* [Material for this task]
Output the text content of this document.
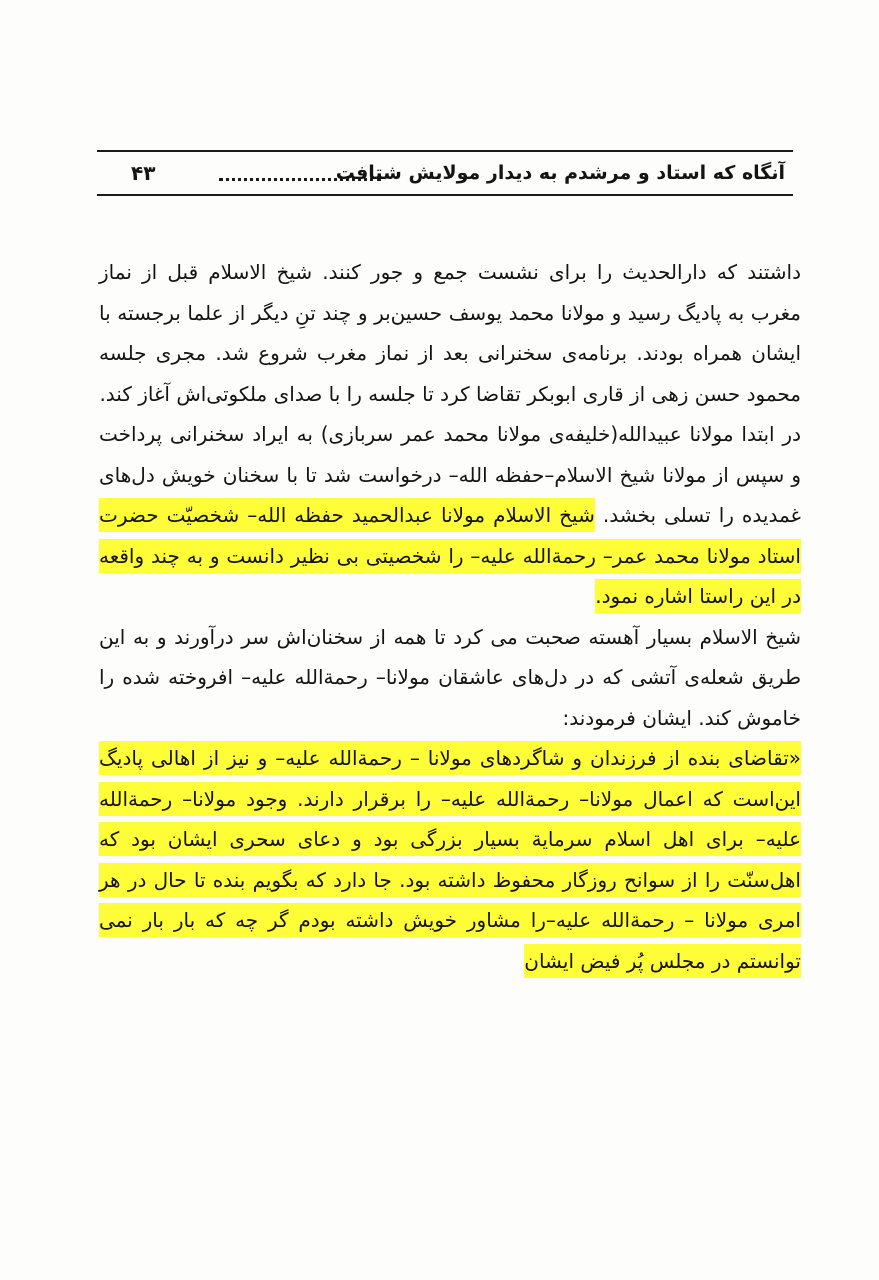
آنگاه که استاد و مرشدم به دیدار مولایش شتافت
۴۳

داشتند که دارالحدیث را برای نشست جمع و جور کنند. شیخ الاسلام قبل از نماز مغرب به پادیگ رسید و مولانا محمد یوسف حسین‌بر و چند تنِ دیگر از علما برجسته با ایشان همراه بودند. برنامه‌ی سخنرانی بعد از نماز مغرب شروع شد. مجری جلسه محمود حسن زهی از قاری ابوبکر تقاضا کرد تا جلسه را با صدای ملکوتی‌اش آغاز کند.

در ابتدا مولانا عبیدالله(خلیفه‌ی مولانا محمد عمر سربازی) به ایراد سخنرانی پرداخت و سپس از مولانا شیخ الاسلام–حفظه الله– درخواست شد تا با سخنان خویش دل‌های غمدیده را تسلی بخشد. شیخ الاسلام مولانا عبدالحمید حفظه الله– شخصیّت حضرت استاد مولانا محمد عمر– رحمةالله علیه– را شخصیتی بی نظیر دانست و به چند واقعه در این راستا اشاره نمود.

شیخ الاسلام بسیار آهسته صحبت می کرد تا همه از سخنان‌اش سر درآورند و به این طریق شعله‌ی آتشی که در دل‌های عاشقان مولانا– رحمةالله علیه– افروخته شده را خاموش کند. ایشان فرمودند:

«تقاضای بنده از فرزندان و شاگردهای مولانا – رحمةالله علیه– و نیز از اهالی پادیگ این‌است که اعمال مولانا– رحمةالله علیه– را برقرار دارند. وجود مولانا– رحمةالله علیه– برای اهل اسلام سرمایة بسیار بزرگی بود و دعای سحری ایشان بود که اهل‌سنّت را از سوانح روزگار محفوظ داشته بود. جا دارد که بگویم بنده تا حال در هر امری مولانا – رحمةالله علیه–را مشاور خویش داشته بودم گر چه که بار بار نمی توانستم در مجلس پُر فیض ایشان
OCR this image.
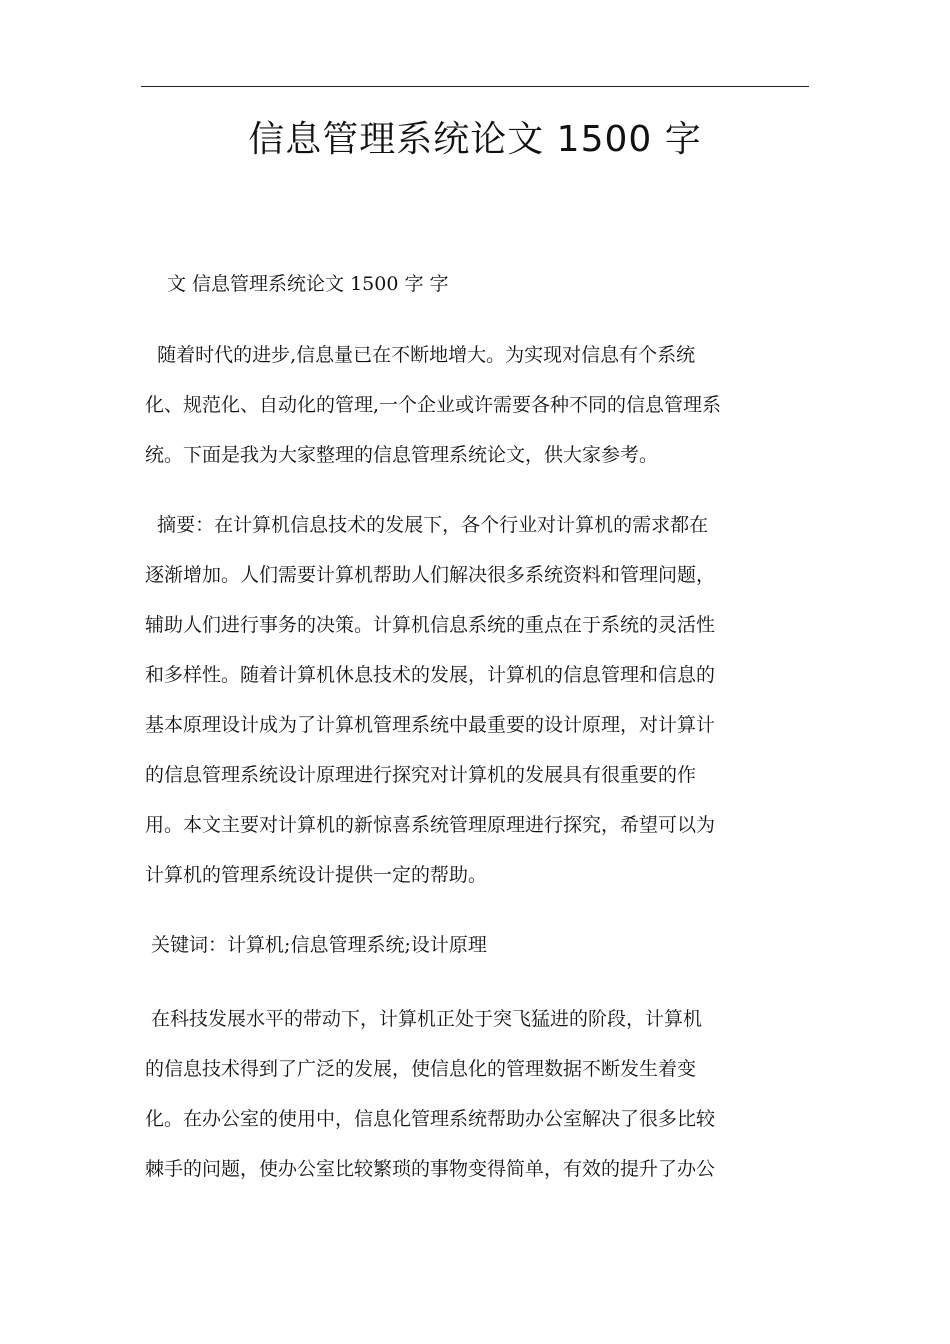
信息管理系统论文 1500 字
文 信息管理系统论文 1500 字 字
随着时代的进步,信息量已在不断地增大。为实现对信息有个系统
化、规范化、自动化的管理,一个企业或许需要各种不同的信息管理系
统。下面是我为大家整理的信息管理系统论文，供大家参考。
摘要：在计算机信息技术的发展下，各个行业对计算机的需求都在
逐渐增加。人们需要计算机帮助人们解决很多系统资料和管理问题，
辅助人们进行事务的决策。计算机信息系统的重点在于系统的灵活性
和多样性。随着计算机休息技术的发展，计算机的信息管理和信息的
基本原理设计成为了计算机管理系统中最重要的设计原理，对计算计
的信息管理系统设计原理进行探究对计算机的发展具有很重要的作
用。本文主要对计算机的新惊喜系统管理原理进行探究，希望可以为
计算机的管理系统设计提供一定的帮助。
关键词：计算机;信息管理系统;设计原理
在科技发展水平的带动下，计算机正处于突飞猛进的阶段，计算机
的信息技术得到了广泛的发展，使信息化的管理数据不断发生着变
化。在办公室的使用中，信息化管理系统帮助办公室解决了很多比较
棘手的问题，使办公室比较繁琐的事物变得简单，有效的提升了办公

* [Short exercise] Make a word-for-word copy of the entries, without any pictures.

* [Expected output]
Output the text content of this document.
آنگاه که استاد و مرشدم به دیدار مولایش شتافت
۴۳

داشتند که دارالحدیث را برای نشست جمع و جور کنند. شیخ الاسلام قبل از نماز مغرب به پادیگ رسید و مولانا محمد یوسف حسین‌بر و چند تنِ دیگر از علما برجسته با ایشان همراه بودند. برنامه‌ی سخنرانی بعد از نماز مغرب شروع شد. مجری جلسه محمود حسن زهی از قاری ابوبکر تقاضا کرد تا جلسه را با صدای ملکوتی‌اش آغاز کند.

در ابتدا مولانا عبیدالله(خلیفه‌ی مولانا محمد عمر سربازی) به ایراد سخنرانی پرداخت و سپس از مولانا شیخ الاسلام–حفظه الله– درخواست شد تا با سخنان خویش دل‌های غمدیده را تسلی بخشد. شیخ الاسلام مولانا عبدالحمید حفظه الله– شخصیّت حضرت استاد مولانا محمد عمر– رحمةالله علیه– را شخصیتی بی نظیر دانست و به چند واقعه در این راستا اشاره نمود.

شیخ الاسلام بسیار آهسته صحبت می کرد تا همه از سخنان‌اش سر درآورند و به این طریق شعله‌ی آتشی که در دل‌های عاشقان مولانا– رحمةالله علیه– افروخته شده را خاموش کند. ایشان فرمودند:

«تقاضای بنده از فرزندان و شاگردهای مولانا – رحمةالله علیه– و نیز از اهالی پادیگ این‌است که اعمال مولانا– رحمةالله علیه– را برقرار دارند. وجود مولانا– رحمةالله علیه– برای اهل اسلام سرمایة بسیار بزرگی بود و دعای سحری ایشان بود که اهل‌سنّت را از سوانح روزگار محفوظ داشته بود. جا دارد که بگویم بنده تا حال در هر امری مولانا – رحمةالله علیه–را مشاور خویش داشته بودم گر چه که بار بار نمی توانستم در مجلس پُر فیض ایشان
OCR this image.
信息管理系统论文 1500 字
文 信息管理系统论文 1500 字 字
随着时代的进步,信息量已在不断地增大。为实现对信息有个系统
化、规范化、自动化的管理,一个企业或许需要各种不同的信息管理系
统。下面是我为大家整理的信息管理系统论文，供大家参考。
摘要：在计算机信息技术的发展下，各个行业对计算机的需求都在
逐渐增加。人们需要计算机帮助人们解决很多系统资料和管理问题，
辅助人们进行事务的决策。计算机信息系统的重点在于系统的灵活性
和多样性。随着计算机休息技术的发展，计算机的信息管理和信息的
基本原理设计成为了计算机管理系统中最重要的设计原理，对计算计
的信息管理系统设计原理进行探究对计算机的发展具有很重要的作
用。本文主要对计算机的新惊喜系统管理原理进行探究，希望可以为
计算机的管理系统设计提供一定的帮助。
关键词：计算机;信息管理系统;设计原理
在科技发展水平的带动下，计算机正处于突飞猛进的阶段，计算机
的信息技术得到了广泛的发展，使信息化的管理数据不断发生着变
化。在办公室的使用中，信息化管理系统帮助办公室解决了很多比较
棘手的问题，使办公室比较繁琐的事物变得简单，有效的提升了办公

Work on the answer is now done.